Dataset listings of figures:
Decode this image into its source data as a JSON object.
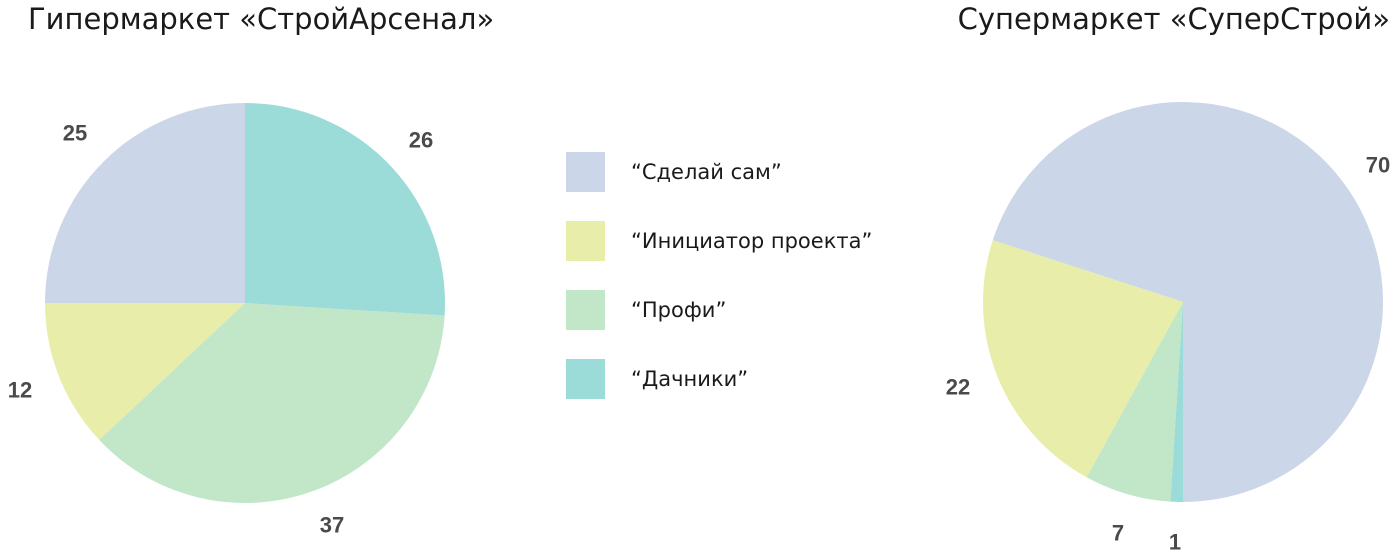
{
  "legend": [
    {
      "label": "“Сделай сам”",
      "color": "#cbd7e8"
    },
    {
      "label": "“Инициатор проекта”",
      "color": "#e8eeaa"
    },
    {
      "label": "“Профи”",
      "color": "#c2e6c8"
    },
    {
      "label": "“Дачники”",
      "color": "#9bdbd8"
    }
  ],
  "chart_data": [
    {
      "type": "pie",
      "title": "Гипермаркет «СтройАрсенал»",
      "categories": [
        "“Сделай сам”",
        "“Инициатор проекта”",
        "“Профи”",
        "“Дачники”"
      ],
      "values": [
        25,
        12,
        37,
        26
      ],
      "colors": [
        "#cbd7e8",
        "#e8eeaa",
        "#c2e6c8",
        "#9bdbd8"
      ],
      "data_labels": [
        "25",
        "12",
        "37",
        "26"
      ]
    },
    {
      "type": "pie",
      "title": "Супермаркет «СуперСтрой»",
      "categories": [
        "“Сделай сам”",
        "“Инициатор проекта”",
        "“Профи”",
        "“Дачники”"
      ],
      "values": [
        70,
        22,
        7,
        1
      ],
      "colors": [
        "#cbd7e8",
        "#e8eeaa",
        "#c2e6c8",
        "#9bdbd8"
      ],
      "data_labels": [
        "70",
        "22",
        "7",
        "1"
      ]
    }
  ]
}
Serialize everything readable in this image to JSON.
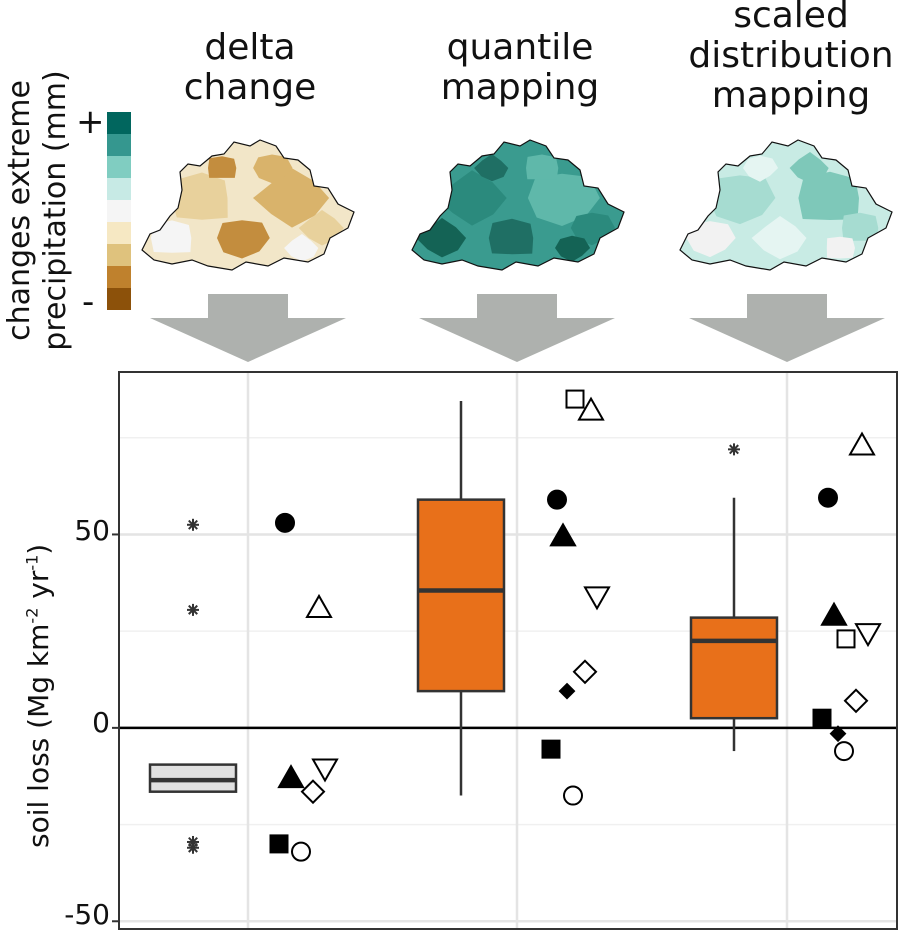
{
  "methods": [
    {
      "title_lines": [
        "delta",
        "change"
      ],
      "palette": [
        "#f2e6c8",
        "#e8d19c",
        "#d9b36b",
        "#c38d3e",
        "#f5f5f5"
      ]
    },
    {
      "title_lines": [
        "quantile",
        "mapping"
      ],
      "palette": [
        "#3a9b8f",
        "#2b8a7d",
        "#5fb8aa",
        "#1f6f64",
        "#146355"
      ]
    },
    {
      "title_lines": [
        "scaled",
        "distribution",
        "mapping"
      ],
      "palette": [
        "#c8ebe4",
        "#a6dcd1",
        "#7ec8b9",
        "#e5f5f2",
        "#f2f2f2"
      ]
    }
  ],
  "colorbar": {
    "label_lines": [
      "changes extreme",
      "precipitation (mm)"
    ],
    "plus": "+",
    "minus": "-",
    "colors": [
      "#01665e",
      "#35978f",
      "#80cdc1",
      "#c7eae5",
      "#f5f5f5",
      "#f6e8c3",
      "#dfc27d",
      "#bf812d",
      "#8c510a"
    ]
  },
  "chart_data": {
    "type": "boxplot",
    "title": "",
    "ylabel": "soil loss (Mg km-2 yr-1)",
    "ylabel_parts": {
      "main": "soil loss (Mg km",
      "sup1": "-2",
      "mid": " yr",
      "sup2": "-1",
      "end": ")"
    },
    "ylim": [
      -52,
      92
    ],
    "yticks": [
      -50,
      0,
      50
    ],
    "grid": true,
    "categories": [
      "delta change",
      "quantile mapping",
      "scaled distribution mapping"
    ],
    "boxes": [
      {
        "category": "delta change",
        "q1": -16.5,
        "median": -13.5,
        "q3": -9.5,
        "whisker_low": -16.5,
        "whisker_high": -9.5,
        "fill": "#e0e0e0",
        "outliers": [
          52.5,
          30.5,
          -29.5,
          -31
        ]
      },
      {
        "category": "quantile mapping",
        "q1": 9.5,
        "median": 35.5,
        "q3": 59,
        "whisker_low": -17.5,
        "whisker_high": 84.5,
        "fill": "#e8701a",
        "outliers": []
      },
      {
        "category": "scaled distribution mapping",
        "q1": 2.5,
        "median": 22.5,
        "q3": 28.5,
        "whisker_low": -6,
        "whisker_high": 59.5,
        "fill": "#e8701a",
        "outliers": [
          72
        ]
      }
    ],
    "models": [
      {
        "category": "delta change",
        "points": [
          {
            "shape": "circle-filled",
            "y": 53
          },
          {
            "shape": "triangle-open",
            "y": 31
          },
          {
            "shape": "triangle-down-open",
            "y": -10.5
          },
          {
            "shape": "triangle-filled",
            "y": -13
          },
          {
            "shape": "diamond-open",
            "y": -16.5
          },
          {
            "shape": "square-filled",
            "y": -30
          },
          {
            "shape": "circle-open",
            "y": -32
          }
        ]
      },
      {
        "category": "quantile mapping",
        "points": [
          {
            "shape": "square-open",
            "y": 85
          },
          {
            "shape": "triangle-open",
            "y": 82
          },
          {
            "shape": "circle-filled",
            "y": 59
          },
          {
            "shape": "triangle-filled",
            "y": 49.5
          },
          {
            "shape": "triangle-down-open",
            "y": 34
          },
          {
            "shape": "diamond-open",
            "y": 14.5
          },
          {
            "shape": "diamond-filled",
            "y": 9.5
          },
          {
            "shape": "square-filled",
            "y": -5.5
          },
          {
            "shape": "circle-open",
            "y": -17.5
          }
        ]
      },
      {
        "category": "scaled distribution mapping",
        "points": [
          {
            "shape": "triangle-open",
            "y": 73
          },
          {
            "shape": "circle-filled",
            "y": 59.5
          },
          {
            "shape": "triangle-filled",
            "y": 29
          },
          {
            "shape": "triangle-down-open",
            "y": 24.5
          },
          {
            "shape": "square-open",
            "y": 23
          },
          {
            "shape": "diamond-open",
            "y": 7
          },
          {
            "shape": "square-filled",
            "y": 2.5
          },
          {
            "shape": "diamond-filled",
            "y": -1.5
          },
          {
            "shape": "circle-open",
            "y": -6
          }
        ]
      }
    ]
  }
}
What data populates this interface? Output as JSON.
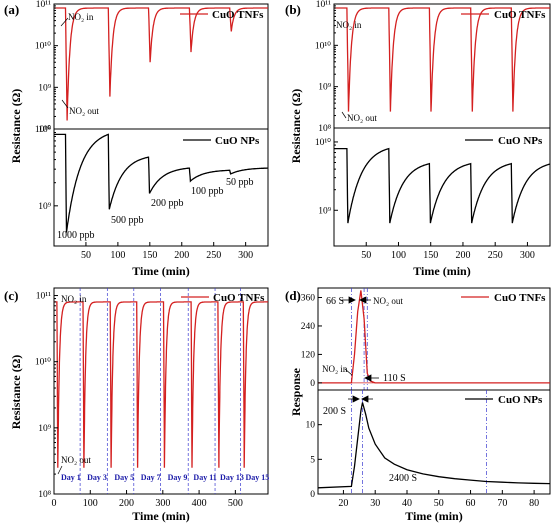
{
  "figure": {
    "colors": {
      "tnf": "#d42020",
      "np": "#000000",
      "day": "#1a1aa8",
      "vline": "#3a3ad0",
      "axis": "#000000"
    }
  },
  "chart_data": [
    {
      "panel_label": "(a)",
      "type": "line",
      "yscale": "log",
      "xlabel": "Time (min)",
      "ylabel": "Resistance (Ω)",
      "xlim": [
        0,
        335
      ],
      "xticks": [
        50,
        100,
        150,
        200,
        250,
        300
      ],
      "top": {
        "legend": "CuO TNFs",
        "ylim": [
          100000000.0,
          100000000000.0
        ],
        "ytick_labels": [
          "10⁸",
          "10⁹",
          "10¹⁰",
          "10¹¹"
        ],
        "annotations": [
          "NO₂ in",
          "NO₂ out"
        ],
        "baseline": 80000000000.0,
        "pulses": [
          {
            "x": 18,
            "min": 160000000.0
          },
          {
            "x": 85,
            "min": 600000000.0
          },
          {
            "x": 148,
            "min": 4000000000.0
          },
          {
            "x": 212,
            "min": 7000000000.0
          },
          {
            "x": 275,
            "min": 22000000000.0
          }
        ]
      },
      "bottom": {
        "legend": "CuO NPs",
        "ylim": [
          300000000.0,
          10000000000.0
        ],
        "ytick_labels": [
          "10⁹",
          "10¹⁰"
        ],
        "concentrations": [
          "1000 ppb",
          "500 ppb",
          "200 ppb",
          "100 ppb",
          "50 ppb"
        ],
        "pulses": [
          {
            "x": 18,
            "min": 450000000.0,
            "peak": 8500000000.0
          },
          {
            "x": 85,
            "min": 900000000.0,
            "peak": 4300000000.0
          },
          {
            "x": 148,
            "min": 1450000000.0,
            "peak": 3100000000.0
          },
          {
            "x": 212,
            "min": 2100000000.0,
            "peak": 2900000000.0
          },
          {
            "x": 275,
            "min": 2600000000.0,
            "peak": 3100000000.0
          }
        ]
      }
    },
    {
      "panel_label": "(b)",
      "type": "line",
      "yscale": "log",
      "xlabel": "Time (min)",
      "ylabel": "Resistance (Ω)",
      "xlim": [
        0,
        335
      ],
      "xticks": [
        50,
        100,
        150,
        200,
        250,
        300
      ],
      "top": {
        "legend": "CuO TNFs",
        "ylim": [
          100000000.0,
          100000000000.0
        ],
        "ytick_labels": [
          "10⁸",
          "10⁹",
          "10¹⁰",
          "10¹¹"
        ],
        "annotations": [
          "NO₂ in",
          "NO₂ out"
        ],
        "baseline": 80000000000.0,
        "pulses": [
          {
            "x": 20,
            "min": 250000000.0
          },
          {
            "x": 85,
            "min": 250000000.0
          },
          {
            "x": 148,
            "min": 250000000.0
          },
          {
            "x": 212,
            "min": 250000000.0
          },
          {
            "x": 275,
            "min": 250000000.0
          }
        ]
      },
      "bottom": {
        "legend": "CuO NPs",
        "ylim": [
          300000000.0,
          16000000000.0
        ],
        "ytick_labels": [
          "10⁹",
          "10¹⁰"
        ],
        "pulses": [
          {
            "x": 20,
            "min": 650000000.0,
            "peak": 8000000000.0
          },
          {
            "x": 85,
            "min": 650000000.0,
            "peak": 4800000000.0
          },
          {
            "x": 148,
            "min": 650000000.0,
            "peak": 4800000000.0
          },
          {
            "x": 212,
            "min": 650000000.0,
            "peak": 4800000000.0
          },
          {
            "x": 275,
            "min": 650000000.0,
            "peak": 4800000000.0
          }
        ]
      }
    },
    {
      "panel_label": "(c)",
      "type": "line",
      "yscale": "log",
      "xlabel": "Time (min)",
      "ylabel": "Resistance (Ω)",
      "xlim": [
        0,
        590
      ],
      "ylim": [
        100000000.0,
        130000000000.0
      ],
      "xticks": [
        0,
        100,
        200,
        300,
        400,
        500
      ],
      "ytick_labels": [
        "10⁸",
        "10⁹",
        "10¹⁰",
        "10¹¹"
      ],
      "legend": "CuO TNFs",
      "annotations": [
        "NO₂ in",
        "NO₂ out"
      ],
      "baseline": 80000000000.0,
      "pulses": [
        {
          "x": 8,
          "min": 250000000.0
        },
        {
          "x": 80,
          "min": 250000000.0
        },
        {
          "x": 155,
          "min": 250000000.0
        },
        {
          "x": 228,
          "min": 250000000.0
        },
        {
          "x": 302,
          "min": 250000000.0
        },
        {
          "x": 378,
          "min": 250000000.0
        },
        {
          "x": 452,
          "min": 250000000.0
        },
        {
          "x": 522,
          "min": 250000000.0
        }
      ],
      "day_labels": [
        "Day 1",
        "Day 3",
        "Day 5",
        "Day 7",
        "Day 9",
        "Day 11",
        "Day 13",
        "Day 15"
      ]
    },
    {
      "panel_label": "(d)",
      "type": "line",
      "yscale": "linear",
      "xlabel": "Time (min)",
      "ylabel": "Response",
      "xlim": [
        12,
        85
      ],
      "xticks": [
        20,
        30,
        40,
        50,
        60,
        70,
        80
      ],
      "top": {
        "legend": "CuO TNFs",
        "ylim": [
          -30,
          400
        ],
        "yticks": [
          0,
          120,
          240,
          360
        ],
        "annotations": [
          "66 S",
          "NO₂ out",
          "NO₂ in",
          "110 S"
        ],
        "series": {
          "x": [
            12,
            22.5,
            23.5,
            24.5,
            25.5,
            26.5,
            27.5,
            28.5,
            30,
            85
          ],
          "y": [
            0,
            0,
            120,
            300,
            390,
            270,
            40,
            8,
            0,
            0
          ]
        }
      },
      "bottom": {
        "legend": "CuO NPs",
        "ylim": [
          0,
          15
        ],
        "yticks": [
          0,
          5,
          10
        ],
        "annotations": [
          "200 S",
          "2400 S"
        ],
        "series": {
          "x": [
            12,
            22.5,
            23.5,
            24.5,
            25.5,
            26,
            27,
            28,
            30,
            33,
            36,
            40,
            45,
            50,
            55,
            60,
            65,
            70,
            75,
            80,
            85
          ],
          "y": [
            0.9,
            1.1,
            4,
            8,
            12,
            13.2,
            11.5,
            9.5,
            7.2,
            5.2,
            4.3,
            3.5,
            2.9,
            2.5,
            2.2,
            2.0,
            1.8,
            1.7,
            1.6,
            1.55,
            1.5
          ]
        }
      }
    }
  ]
}
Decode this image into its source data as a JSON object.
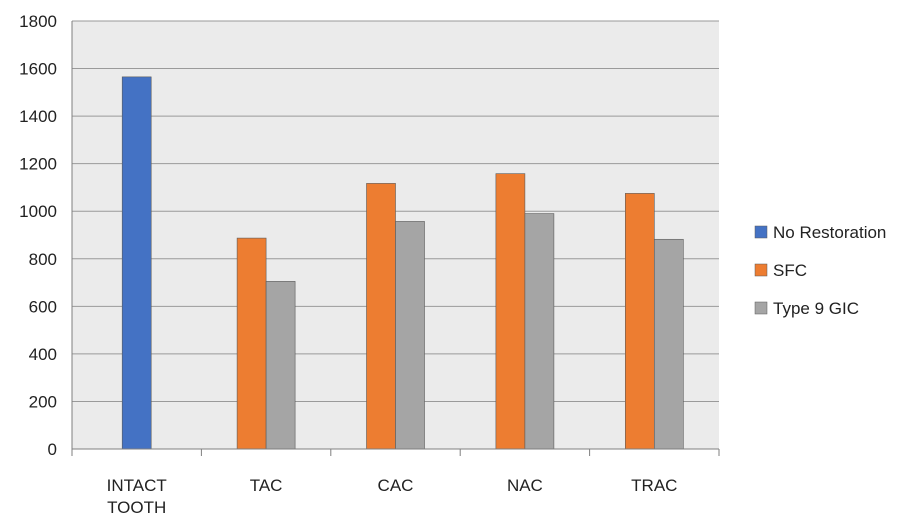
{
  "chart_data": {
    "type": "bar",
    "categories": [
      [
        "INTACT",
        "TOOTH"
      ],
      [
        "TAC"
      ],
      [
        "CAC"
      ],
      [
        "NAC"
      ],
      [
        "TRAC"
      ]
    ],
    "series": [
      {
        "name": "No Restoration",
        "color": "#4472C4",
        "values": [
          1565,
          null,
          null,
          null,
          null
        ]
      },
      {
        "name": "SFC",
        "color": "#ED7D31",
        "values": [
          null,
          887,
          1117,
          1158,
          1075
        ]
      },
      {
        "name": "Type 9 GIC",
        "color": "#A5A5A5",
        "values": [
          null,
          705,
          957,
          990,
          882
        ]
      }
    ],
    "ylim": [
      0,
      1800
    ],
    "yticks": [
      0,
      200,
      400,
      600,
      800,
      1000,
      1200,
      1400,
      1600,
      1800
    ],
    "grid": true,
    "plot_background": "#EBEBEB",
    "legend_position": "right"
  }
}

= Exercise task =
Find the lines above holding the word "loss" and show them.

= Answer for the task =
    "ylabel": "soil loss (Mg km-2 yr-1)",
      "main": "soil loss (Mg km",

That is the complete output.